• [STATED TASK]
Extract all of the entries and set them down verbatim.

• [ITEMS]

━━━━━━━━━━━━━━━━

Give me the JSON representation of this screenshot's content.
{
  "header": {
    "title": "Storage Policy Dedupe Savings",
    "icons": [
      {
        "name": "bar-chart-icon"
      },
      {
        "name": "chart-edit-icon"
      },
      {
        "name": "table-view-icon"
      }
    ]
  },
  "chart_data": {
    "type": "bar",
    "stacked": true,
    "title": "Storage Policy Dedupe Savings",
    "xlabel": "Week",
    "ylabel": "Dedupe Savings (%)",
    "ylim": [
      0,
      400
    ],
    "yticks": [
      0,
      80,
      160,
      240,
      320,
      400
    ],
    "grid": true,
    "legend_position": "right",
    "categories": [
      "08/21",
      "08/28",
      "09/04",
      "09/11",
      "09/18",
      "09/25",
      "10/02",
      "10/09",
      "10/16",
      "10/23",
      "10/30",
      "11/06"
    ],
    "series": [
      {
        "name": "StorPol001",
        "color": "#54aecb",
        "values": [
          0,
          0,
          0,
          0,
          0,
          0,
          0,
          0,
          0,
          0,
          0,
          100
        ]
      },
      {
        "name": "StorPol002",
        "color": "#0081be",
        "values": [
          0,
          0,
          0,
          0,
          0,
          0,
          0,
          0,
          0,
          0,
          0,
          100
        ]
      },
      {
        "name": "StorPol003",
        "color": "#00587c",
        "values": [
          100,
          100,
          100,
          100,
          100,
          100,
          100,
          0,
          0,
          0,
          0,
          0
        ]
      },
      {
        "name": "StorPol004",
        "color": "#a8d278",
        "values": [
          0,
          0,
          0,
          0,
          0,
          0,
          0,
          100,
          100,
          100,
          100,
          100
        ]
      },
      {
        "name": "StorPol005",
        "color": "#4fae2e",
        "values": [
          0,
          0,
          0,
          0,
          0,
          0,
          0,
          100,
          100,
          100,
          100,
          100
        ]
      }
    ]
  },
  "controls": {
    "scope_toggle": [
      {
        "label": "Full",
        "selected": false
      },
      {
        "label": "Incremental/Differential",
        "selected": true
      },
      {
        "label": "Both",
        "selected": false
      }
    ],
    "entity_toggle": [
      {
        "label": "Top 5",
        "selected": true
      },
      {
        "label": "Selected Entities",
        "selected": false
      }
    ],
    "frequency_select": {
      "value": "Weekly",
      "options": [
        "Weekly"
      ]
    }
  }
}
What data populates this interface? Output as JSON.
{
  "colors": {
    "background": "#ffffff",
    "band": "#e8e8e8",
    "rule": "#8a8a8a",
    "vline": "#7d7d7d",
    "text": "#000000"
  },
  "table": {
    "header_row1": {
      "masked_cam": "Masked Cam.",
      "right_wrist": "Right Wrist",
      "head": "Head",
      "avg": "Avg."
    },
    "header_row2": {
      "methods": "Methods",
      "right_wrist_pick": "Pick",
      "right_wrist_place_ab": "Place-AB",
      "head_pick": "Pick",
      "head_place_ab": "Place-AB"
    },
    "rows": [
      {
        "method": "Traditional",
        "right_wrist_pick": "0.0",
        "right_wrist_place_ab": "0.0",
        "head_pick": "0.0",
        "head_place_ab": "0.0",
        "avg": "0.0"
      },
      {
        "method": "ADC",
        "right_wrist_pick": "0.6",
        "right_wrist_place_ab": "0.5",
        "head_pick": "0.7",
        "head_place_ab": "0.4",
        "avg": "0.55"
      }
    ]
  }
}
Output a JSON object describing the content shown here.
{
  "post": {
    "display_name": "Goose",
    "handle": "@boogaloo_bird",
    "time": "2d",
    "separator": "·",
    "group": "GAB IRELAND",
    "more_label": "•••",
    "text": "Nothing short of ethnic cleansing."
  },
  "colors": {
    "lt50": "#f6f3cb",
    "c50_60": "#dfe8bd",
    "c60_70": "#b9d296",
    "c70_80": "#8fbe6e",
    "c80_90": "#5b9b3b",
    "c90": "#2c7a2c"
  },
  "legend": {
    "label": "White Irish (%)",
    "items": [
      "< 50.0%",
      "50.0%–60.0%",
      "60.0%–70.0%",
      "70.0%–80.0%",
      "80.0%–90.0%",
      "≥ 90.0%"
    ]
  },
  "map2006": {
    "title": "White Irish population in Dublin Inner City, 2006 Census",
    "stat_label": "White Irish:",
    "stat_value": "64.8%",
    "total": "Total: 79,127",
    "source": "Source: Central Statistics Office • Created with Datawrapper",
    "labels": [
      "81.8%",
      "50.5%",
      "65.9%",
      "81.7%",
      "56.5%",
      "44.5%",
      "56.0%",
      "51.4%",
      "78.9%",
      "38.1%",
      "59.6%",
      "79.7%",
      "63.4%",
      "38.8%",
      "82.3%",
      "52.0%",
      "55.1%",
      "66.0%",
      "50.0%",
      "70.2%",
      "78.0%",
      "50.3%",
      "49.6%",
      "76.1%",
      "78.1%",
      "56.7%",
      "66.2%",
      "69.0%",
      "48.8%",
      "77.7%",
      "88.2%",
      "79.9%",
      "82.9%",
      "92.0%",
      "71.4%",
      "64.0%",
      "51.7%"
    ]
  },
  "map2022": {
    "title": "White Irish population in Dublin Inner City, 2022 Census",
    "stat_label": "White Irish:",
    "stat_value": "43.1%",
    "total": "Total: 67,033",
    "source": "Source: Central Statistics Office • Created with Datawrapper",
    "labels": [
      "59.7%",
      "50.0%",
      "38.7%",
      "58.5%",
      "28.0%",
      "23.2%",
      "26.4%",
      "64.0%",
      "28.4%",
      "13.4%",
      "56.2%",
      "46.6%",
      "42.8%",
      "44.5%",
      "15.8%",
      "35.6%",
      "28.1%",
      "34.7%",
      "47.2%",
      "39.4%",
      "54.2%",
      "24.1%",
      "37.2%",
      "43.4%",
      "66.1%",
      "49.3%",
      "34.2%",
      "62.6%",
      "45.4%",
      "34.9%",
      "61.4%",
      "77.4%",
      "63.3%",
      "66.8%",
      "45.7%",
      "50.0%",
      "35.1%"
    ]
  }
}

━━━━━━━━━━━━━━━━

• [COMPLETE RESPONSE]
Give me the JSON representation of this screenshot's content.
{
  "header": {
    "title": "Storage Policy Dedupe Savings",
    "icons": [
      {
        "name": "bar-chart-icon"
      },
      {
        "name": "chart-edit-icon"
      },
      {
        "name": "table-view-icon"
      }
    ]
  },
  "chart_data": {
    "type": "bar",
    "stacked": true,
    "title": "Storage Policy Dedupe Savings",
    "xlabel": "Week",
    "ylabel": "Dedupe Savings (%)",
    "ylim": [
      0,
      400
    ],
    "yticks": [
      0,
      80,
      160,
      240,
      320,
      400
    ],
    "grid": true,
    "legend_position": "right",
    "categories": [
      "08/21",
      "08/28",
      "09/04",
      "09/11",
      "09/18",
      "09/25",
      "10/02",
      "10/09",
      "10/16",
      "10/23",
      "10/30",
      "11/06"
    ],
    "series": [
      {
        "name": "StorPol001",
        "color": "#54aecb",
        "values": [
          0,
          0,
          0,
          0,
          0,
          0,
          0,
          0,
          0,
          0,
          0,
          100
        ]
      },
      {
        "name": "StorPol002",
        "color": "#0081be",
        "values": [
          0,
          0,
          0,
          0,
          0,
          0,
          0,
          0,
          0,
          0,
          0,
          100
        ]
      },
      {
        "name": "StorPol003",
        "color": "#00587c",
        "values": [
          100,
          100,
          100,
          100,
          100,
          100,
          100,
          0,
          0,
          0,
          0,
          0
        ]
      },
      {
        "name": "StorPol004",
        "color": "#a8d278",
        "values": [
          0,
          0,
          0,
          0,
          0,
          0,
          0,
          100,
          100,
          100,
          100,
          100
        ]
      },
      {
        "name": "StorPol005",
        "color": "#4fae2e",
        "values": [
          0,
          0,
          0,
          0,
          0,
          0,
          0,
          100,
          100,
          100,
          100,
          100
        ]
      }
    ]
  },
  "controls": {
    "scope_toggle": [
      {
        "label": "Full",
        "selected": false
      },
      {
        "label": "Incremental/Differential",
        "selected": true
      },
      {
        "label": "Both",
        "selected": false
      }
    ],
    "entity_toggle": [
      {
        "label": "Top 5",
        "selected": true
      },
      {
        "label": "Selected Entities",
        "selected": false
      }
    ],
    "frequency_select": {
      "value": "Weekly",
      "options": [
        "Weekly"
      ]
    }
  }
}
What data populates this interface? Output as JSON.
{
  "colors": {
    "background": "#ffffff",
    "band": "#e8e8e8",
    "rule": "#8a8a8a",
    "vline": "#7d7d7d",
    "text": "#000000"
  },
  "table": {
    "header_row1": {
      "masked_cam": "Masked Cam.",
      "right_wrist": "Right Wrist",
      "head": "Head",
      "avg": "Avg."
    },
    "header_row2": {
      "methods": "Methods",
      "right_wrist_pick": "Pick",
      "right_wrist_place_ab": "Place-AB",
      "head_pick": "Pick",
      "head_place_ab": "Place-AB"
    },
    "rows": [
      {
        "method": "Traditional",
        "right_wrist_pick": "0.0",
        "right_wrist_place_ab": "0.0",
        "head_pick": "0.0",
        "head_place_ab": "0.0",
        "avg": "0.0"
      },
      {
        "method": "ADC",
        "right_wrist_pick": "0.6",
        "right_wrist_place_ab": "0.5",
        "head_pick": "0.7",
        "head_place_ab": "0.4",
        "avg": "0.55"
      }
    ]
  }
}
Output a JSON object describing the content shown here.
{
  "post": {
    "display_name": "Goose",
    "handle": "@boogaloo_bird",
    "time": "2d",
    "separator": "·",
    "group": "GAB IRELAND",
    "more_label": "•••",
    "text": "Nothing short of ethnic cleansing."
  },
  "colors": {
    "lt50": "#f6f3cb",
    "c50_60": "#dfe8bd",
    "c60_70": "#b9d296",
    "c70_80": "#8fbe6e",
    "c80_90": "#5b9b3b",
    "c90": "#2c7a2c"
  },
  "legend": {
    "label": "White Irish (%)",
    "items": [
      "< 50.0%",
      "50.0%–60.0%",
      "60.0%–70.0%",
      "70.0%–80.0%",
      "80.0%–90.0%",
      "≥ 90.0%"
    ]
  },
  "map2006": {
    "title": "White Irish population in Dublin Inner City, 2006 Census",
    "stat_label": "White Irish:",
    "stat_value": "64.8%",
    "total": "Total: 79,127",
    "source": "Source: Central Statistics Office • Created with Datawrapper",
    "labels": [
      "81.8%",
      "50.5%",
      "65.9%",
      "81.7%",
      "56.5%",
      "44.5%",
      "56.0%",
      "51.4%",
      "78.9%",
      "38.1%",
      "59.6%",
      "79.7%",
      "63.4%",
      "38.8%",
      "82.3%",
      "52.0%",
      "55.1%",
      "66.0%",
      "50.0%",
      "70.2%",
      "78.0%",
      "50.3%",
      "49.6%",
      "76.1%",
      "78.1%",
      "56.7%",
      "66.2%",
      "69.0%",
      "48.8%",
      "77.7%",
      "88.2%",
      "79.9%",
      "82.9%",
      "92.0%",
      "71.4%",
      "64.0%",
      "51.7%"
    ]
  },
  "map2022": {
    "title": "White Irish population in Dublin Inner City, 2022 Census",
    "stat_label": "White Irish:",
    "stat_value": "43.1%",
    "total": "Total: 67,033",
    "source": "Source: Central Statistics Office • Created with Datawrapper",
    "labels": [
      "59.7%",
      "50.0%",
      "38.7%",
      "58.5%",
      "28.0%",
      "23.2%",
      "26.4%",
      "64.0%",
      "28.4%",
      "13.4%",
      "56.2%",
      "46.6%",
      "42.8%",
      "44.5%",
      "15.8%",
      "35.6%",
      "28.1%",
      "34.7%",
      "47.2%",
      "39.4%",
      "54.2%",
      "24.1%",
      "37.2%",
      "43.4%",
      "66.1%",
      "49.3%",
      "34.2%",
      "62.6%",
      "45.4%",
      "34.9%",
      "61.4%",
      "77.4%",
      "63.3%",
      "66.8%",
      "45.7%",
      "50.0%",
      "35.1%"
    ]
  }
}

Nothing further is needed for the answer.